#### Exercise data

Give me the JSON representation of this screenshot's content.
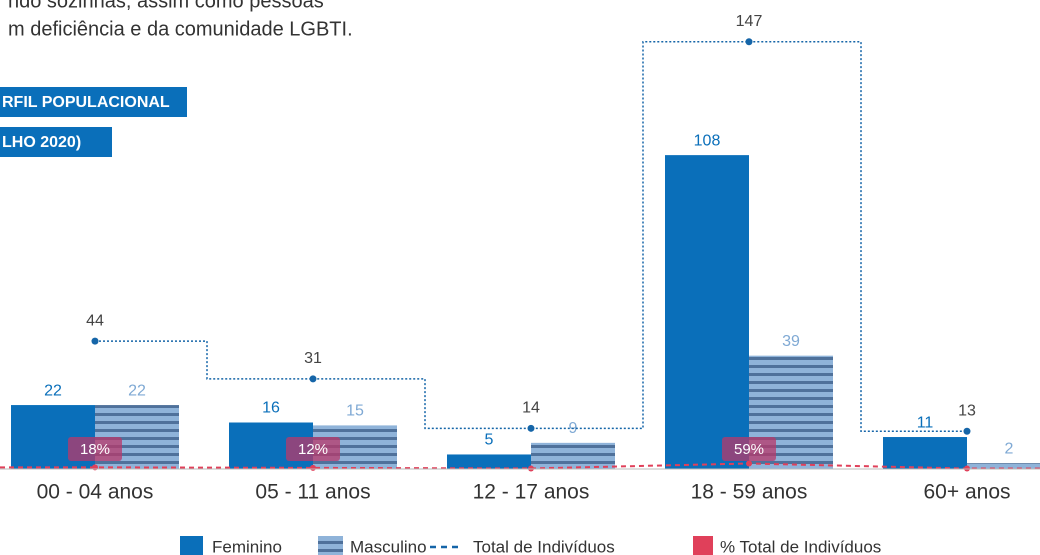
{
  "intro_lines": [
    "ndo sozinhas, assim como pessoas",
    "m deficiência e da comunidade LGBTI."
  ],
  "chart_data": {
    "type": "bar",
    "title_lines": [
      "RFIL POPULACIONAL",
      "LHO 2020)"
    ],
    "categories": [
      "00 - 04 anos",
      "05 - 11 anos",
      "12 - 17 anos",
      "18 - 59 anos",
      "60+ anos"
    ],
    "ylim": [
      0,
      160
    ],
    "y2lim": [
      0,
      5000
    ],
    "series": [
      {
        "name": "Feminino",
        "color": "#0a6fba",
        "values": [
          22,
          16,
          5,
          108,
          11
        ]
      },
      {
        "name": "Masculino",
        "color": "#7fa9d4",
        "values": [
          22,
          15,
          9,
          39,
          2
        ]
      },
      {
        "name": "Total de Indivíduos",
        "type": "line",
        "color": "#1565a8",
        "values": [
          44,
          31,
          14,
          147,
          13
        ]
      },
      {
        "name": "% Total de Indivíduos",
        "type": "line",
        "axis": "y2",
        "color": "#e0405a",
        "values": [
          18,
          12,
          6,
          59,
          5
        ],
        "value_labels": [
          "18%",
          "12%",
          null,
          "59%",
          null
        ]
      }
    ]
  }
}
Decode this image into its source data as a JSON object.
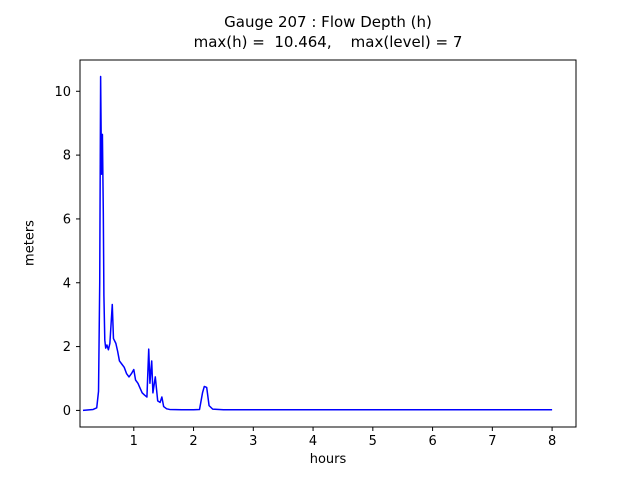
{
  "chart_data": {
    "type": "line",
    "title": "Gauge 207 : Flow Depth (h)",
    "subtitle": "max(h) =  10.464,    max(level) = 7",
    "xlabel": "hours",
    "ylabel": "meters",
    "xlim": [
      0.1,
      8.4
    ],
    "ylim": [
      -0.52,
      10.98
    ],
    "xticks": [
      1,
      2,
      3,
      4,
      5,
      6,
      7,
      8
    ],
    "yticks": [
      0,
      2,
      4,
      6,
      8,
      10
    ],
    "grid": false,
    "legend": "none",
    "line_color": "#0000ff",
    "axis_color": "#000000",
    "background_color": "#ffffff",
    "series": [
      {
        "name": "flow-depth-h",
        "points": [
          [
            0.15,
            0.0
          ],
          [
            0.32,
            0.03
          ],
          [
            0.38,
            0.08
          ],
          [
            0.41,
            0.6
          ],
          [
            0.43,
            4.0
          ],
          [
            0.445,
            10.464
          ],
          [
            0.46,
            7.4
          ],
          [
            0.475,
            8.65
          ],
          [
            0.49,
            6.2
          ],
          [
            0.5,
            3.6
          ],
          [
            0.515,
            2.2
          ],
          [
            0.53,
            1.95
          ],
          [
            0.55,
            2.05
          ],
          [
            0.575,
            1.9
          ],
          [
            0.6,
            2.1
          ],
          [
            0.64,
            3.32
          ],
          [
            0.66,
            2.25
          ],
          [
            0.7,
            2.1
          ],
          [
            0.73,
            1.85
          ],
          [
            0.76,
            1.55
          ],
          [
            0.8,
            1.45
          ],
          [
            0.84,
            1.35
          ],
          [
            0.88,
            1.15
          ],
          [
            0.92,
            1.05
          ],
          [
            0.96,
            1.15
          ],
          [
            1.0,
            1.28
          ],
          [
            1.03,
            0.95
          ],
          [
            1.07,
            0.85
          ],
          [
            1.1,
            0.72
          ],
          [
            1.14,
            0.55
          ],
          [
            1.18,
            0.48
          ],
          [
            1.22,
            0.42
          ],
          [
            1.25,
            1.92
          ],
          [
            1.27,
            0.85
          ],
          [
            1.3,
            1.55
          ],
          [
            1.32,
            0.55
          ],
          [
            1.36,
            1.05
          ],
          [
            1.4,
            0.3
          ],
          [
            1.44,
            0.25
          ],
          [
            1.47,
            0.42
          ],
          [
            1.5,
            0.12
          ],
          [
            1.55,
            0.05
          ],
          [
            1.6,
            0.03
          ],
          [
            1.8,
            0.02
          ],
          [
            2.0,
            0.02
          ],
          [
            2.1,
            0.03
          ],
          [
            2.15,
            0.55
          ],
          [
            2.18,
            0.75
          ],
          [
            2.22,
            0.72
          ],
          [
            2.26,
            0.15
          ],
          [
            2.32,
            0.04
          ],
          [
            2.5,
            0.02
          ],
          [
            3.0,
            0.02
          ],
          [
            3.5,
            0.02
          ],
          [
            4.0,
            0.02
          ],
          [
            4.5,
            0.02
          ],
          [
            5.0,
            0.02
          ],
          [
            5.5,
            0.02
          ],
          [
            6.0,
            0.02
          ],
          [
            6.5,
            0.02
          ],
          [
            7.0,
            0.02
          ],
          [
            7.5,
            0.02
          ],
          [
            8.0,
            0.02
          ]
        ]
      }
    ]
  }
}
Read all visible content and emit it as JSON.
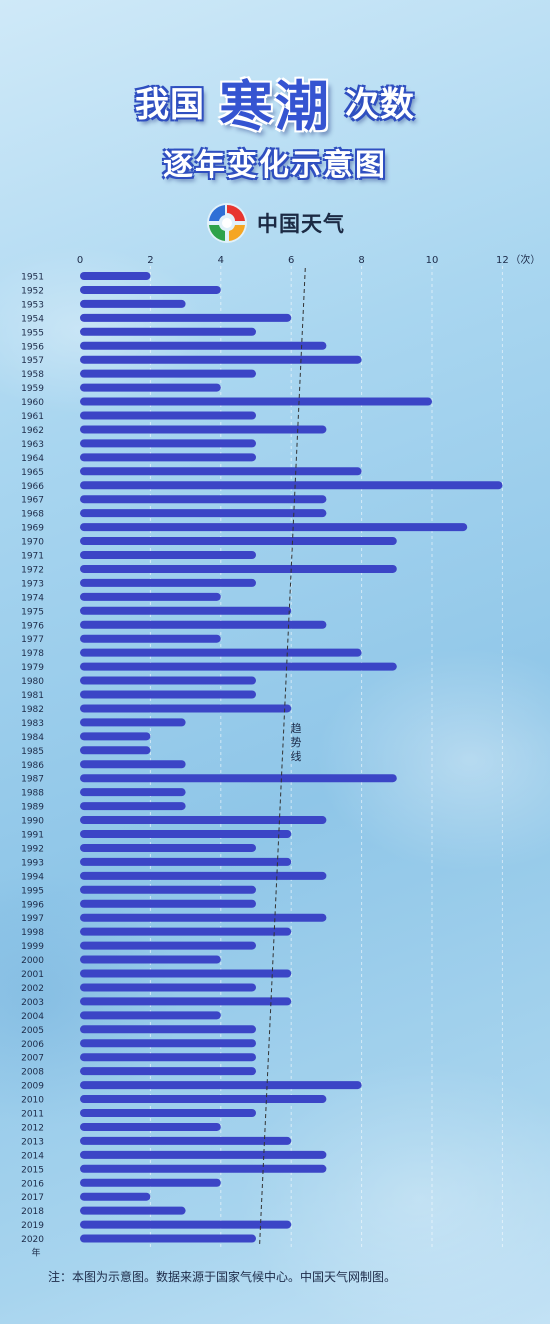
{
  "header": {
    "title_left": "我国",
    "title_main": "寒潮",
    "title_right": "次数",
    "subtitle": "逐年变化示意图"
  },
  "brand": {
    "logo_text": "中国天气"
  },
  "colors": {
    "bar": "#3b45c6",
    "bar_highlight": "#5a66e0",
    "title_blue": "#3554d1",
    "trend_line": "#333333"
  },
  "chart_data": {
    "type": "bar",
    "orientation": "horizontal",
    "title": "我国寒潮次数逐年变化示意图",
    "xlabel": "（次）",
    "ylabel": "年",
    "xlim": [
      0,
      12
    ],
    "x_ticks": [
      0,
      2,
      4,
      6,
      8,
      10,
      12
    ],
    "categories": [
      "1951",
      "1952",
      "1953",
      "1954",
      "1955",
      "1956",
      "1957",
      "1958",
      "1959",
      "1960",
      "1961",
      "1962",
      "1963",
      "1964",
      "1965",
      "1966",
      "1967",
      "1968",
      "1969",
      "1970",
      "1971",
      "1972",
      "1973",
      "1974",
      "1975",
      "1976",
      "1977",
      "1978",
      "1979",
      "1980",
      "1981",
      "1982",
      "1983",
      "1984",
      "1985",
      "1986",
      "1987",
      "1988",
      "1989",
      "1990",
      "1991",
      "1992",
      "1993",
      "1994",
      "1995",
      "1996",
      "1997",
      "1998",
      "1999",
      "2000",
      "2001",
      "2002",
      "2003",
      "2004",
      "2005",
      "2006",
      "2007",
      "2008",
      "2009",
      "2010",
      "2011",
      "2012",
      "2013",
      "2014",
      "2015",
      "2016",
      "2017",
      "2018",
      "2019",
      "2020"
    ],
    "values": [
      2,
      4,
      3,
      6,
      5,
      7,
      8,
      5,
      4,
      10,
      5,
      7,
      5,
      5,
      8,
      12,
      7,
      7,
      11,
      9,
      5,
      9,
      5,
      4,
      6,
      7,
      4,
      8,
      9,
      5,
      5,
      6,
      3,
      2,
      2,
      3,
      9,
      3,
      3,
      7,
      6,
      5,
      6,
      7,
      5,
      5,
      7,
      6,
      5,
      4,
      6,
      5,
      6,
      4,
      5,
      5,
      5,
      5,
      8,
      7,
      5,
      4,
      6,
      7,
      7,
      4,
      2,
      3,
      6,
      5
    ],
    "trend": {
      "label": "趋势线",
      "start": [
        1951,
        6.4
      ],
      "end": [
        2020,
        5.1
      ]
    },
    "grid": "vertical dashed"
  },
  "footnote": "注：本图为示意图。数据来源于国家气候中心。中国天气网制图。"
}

########

## Instructions for the task
Restate the records above in full, word for word. Keep pictures out.

## Response to this task
Give me the JSON representation of this screenshot's content.
{
  "intro_lines": [
    "ndo sozinhas, assim como pessoas",
    "m deficiência e da comunidade LGBTI."
  ],
  "chart_data": {
    "type": "bar",
    "title_lines": [
      "RFIL POPULACIONAL",
      "LHO 2020)"
    ],
    "categories": [
      "00 - 04 anos",
      "05 - 11 anos",
      "12 - 17 anos",
      "18 - 59 anos",
      "60+ anos"
    ],
    "ylim": [
      0,
      160
    ],
    "y2lim": [
      0,
      5000
    ],
    "series": [
      {
        "name": "Feminino",
        "color": "#0a6fba",
        "values": [
          22,
          16,
          5,
          108,
          11
        ]
      },
      {
        "name": "Masculino",
        "color": "#7fa9d4",
        "values": [
          22,
          15,
          9,
          39,
          2
        ]
      },
      {
        "name": "Total de Indivíduos",
        "type": "line",
        "color": "#1565a8",
        "values": [
          44,
          31,
          14,
          147,
          13
        ]
      },
      {
        "name": "% Total de Indivíduos",
        "type": "line",
        "axis": "y2",
        "color": "#e0405a",
        "values": [
          18,
          12,
          6,
          59,
          5
        ],
        "value_labels": [
          "18%",
          "12%",
          null,
          "59%",
          null
        ]
      }
    ]
  }
}
Decode this image into its source data as a JSON object.
{
  "chart_data": {
    "type": "line",
    "title": "Gauge 207 : Flow Depth (h)",
    "subtitle": "max(h) =  10.464,    max(level) = 7",
    "xlabel": "hours",
    "ylabel": "meters",
    "xlim": [
      0.1,
      8.4
    ],
    "ylim": [
      -0.52,
      10.98
    ],
    "xticks": [
      1,
      2,
      3,
      4,
      5,
      6,
      7,
      8
    ],
    "yticks": [
      0,
      2,
      4,
      6,
      8,
      10
    ],
    "grid": false,
    "legend": "none",
    "line_color": "#0000ff",
    "axis_color": "#000000",
    "background_color": "#ffffff",
    "series": [
      {
        "name": "flow-depth-h",
        "points": [
          [
            0.15,
            0.0
          ],
          [
            0.32,
            0.03
          ],
          [
            0.38,
            0.08
          ],
          [
            0.41,
            0.6
          ],
          [
            0.43,
            4.0
          ],
          [
            0.445,
            10.464
          ],
          [
            0.46,
            7.4
          ],
          [
            0.475,
            8.65
          ],
          [
            0.49,
            6.2
          ],
          [
            0.5,
            3.6
          ],
          [
            0.515,
            2.2
          ],
          [
            0.53,
            1.95
          ],
          [
            0.55,
            2.05
          ],
          [
            0.575,
            1.9
          ],
          [
            0.6,
            2.1
          ],
          [
            0.64,
            3.32
          ],
          [
            0.66,
            2.25
          ],
          [
            0.7,
            2.1
          ],
          [
            0.73,
            1.85
          ],
          [
            0.76,
            1.55
          ],
          [
            0.8,
            1.45
          ],
          [
            0.84,
            1.35
          ],
          [
            0.88,
            1.15
          ],
          [
            0.92,
            1.05
          ],
          [
            0.96,
            1.15
          ],
          [
            1.0,
            1.28
          ],
          [
            1.03,
            0.95
          ],
          [
            1.07,
            0.85
          ],
          [
            1.1,
            0.72
          ],
          [
            1.14,
            0.55
          ],
          [
            1.18,
            0.48
          ],
          [
            1.22,
            0.42
          ],
          [
            1.25,
            1.92
          ],
          [
            1.27,
            0.85
          ],
          [
            1.3,
            1.55
          ],
          [
            1.32,
            0.55
          ],
          [
            1.36,
            1.05
          ],
          [
            1.4,
            0.3
          ],
          [
            1.44,
            0.25
          ],
          [
            1.47,
            0.42
          ],
          [
            1.5,
            0.12
          ],
          [
            1.55,
            0.05
          ],
          [
            1.6,
            0.03
          ],
          [
            1.8,
            0.02
          ],
          [
            2.0,
            0.02
          ],
          [
            2.1,
            0.03
          ],
          [
            2.15,
            0.55
          ],
          [
            2.18,
            0.75
          ],
          [
            2.22,
            0.72
          ],
          [
            2.26,
            0.15
          ],
          [
            2.32,
            0.04
          ],
          [
            2.5,
            0.02
          ],
          [
            3.0,
            0.02
          ],
          [
            3.5,
            0.02
          ],
          [
            4.0,
            0.02
          ],
          [
            4.5,
            0.02
          ],
          [
            5.0,
            0.02
          ],
          [
            5.5,
            0.02
          ],
          [
            6.0,
            0.02
          ],
          [
            6.5,
            0.02
          ],
          [
            7.0,
            0.02
          ],
          [
            7.5,
            0.02
          ],
          [
            8.0,
            0.02
          ]
        ]
      }
    ]
  }
}
Read all visible content and emit it as JSON.
{
  "header": {
    "title_left": "我国",
    "title_main": "寒潮",
    "title_right": "次数",
    "subtitle": "逐年变化示意图"
  },
  "brand": {
    "logo_text": "中国天气"
  },
  "colors": {
    "bar": "#3b45c6",
    "bar_highlight": "#5a66e0",
    "title_blue": "#3554d1",
    "trend_line": "#333333"
  },
  "chart_data": {
    "type": "bar",
    "orientation": "horizontal",
    "title": "我国寒潮次数逐年变化示意图",
    "xlabel": "（次）",
    "ylabel": "年",
    "xlim": [
      0,
      12
    ],
    "x_ticks": [
      0,
      2,
      4,
      6,
      8,
      10,
      12
    ],
    "categories": [
      "1951",
      "1952",
      "1953",
      "1954",
      "1955",
      "1956",
      "1957",
      "1958",
      "1959",
      "1960",
      "1961",
      "1962",
      "1963",
      "1964",
      "1965",
      "1966",
      "1967",
      "1968",
      "1969",
      "1970",
      "1971",
      "1972",
      "1973",
      "1974",
      "1975",
      "1976",
      "1977",
      "1978",
      "1979",
      "1980",
      "1981",
      "1982",
      "1983",
      "1984",
      "1985",
      "1986",
      "1987",
      "1988",
      "1989",
      "1990",
      "1991",
      "1992",
      "1993",
      "1994",
      "1995",
      "1996",
      "1997",
      "1998",
      "1999",
      "2000",
      "2001",
      "2002",
      "2003",
      "2004",
      "2005",
      "2006",
      "2007",
      "2008",
      "2009",
      "2010",
      "2011",
      "2012",
      "2013",
      "2014",
      "2015",
      "2016",
      "2017",
      "2018",
      "2019",
      "2020"
    ],
    "values": [
      2,
      4,
      3,
      6,
      5,
      7,
      8,
      5,
      4,
      10,
      5,
      7,
      5,
      5,
      8,
      12,
      7,
      7,
      11,
      9,
      5,
      9,
      5,
      4,
      6,
      7,
      4,
      8,
      9,
      5,
      5,
      6,
      3,
      2,
      2,
      3,
      9,
      3,
      3,
      7,
      6,
      5,
      6,
      7,
      5,
      5,
      7,
      6,
      5,
      4,
      6,
      5,
      6,
      4,
      5,
      5,
      5,
      5,
      8,
      7,
      5,
      4,
      6,
      7,
      7,
      4,
      2,
      3,
      6,
      5
    ],
    "trend": {
      "label": "趋势线",
      "start": [
        1951,
        6.4
      ],
      "end": [
        2020,
        5.1
      ]
    },
    "grid": "vertical dashed"
  },
  "footnote": "注：本图为示意图。数据来源于国家气候中心。中国天气网制图。"
}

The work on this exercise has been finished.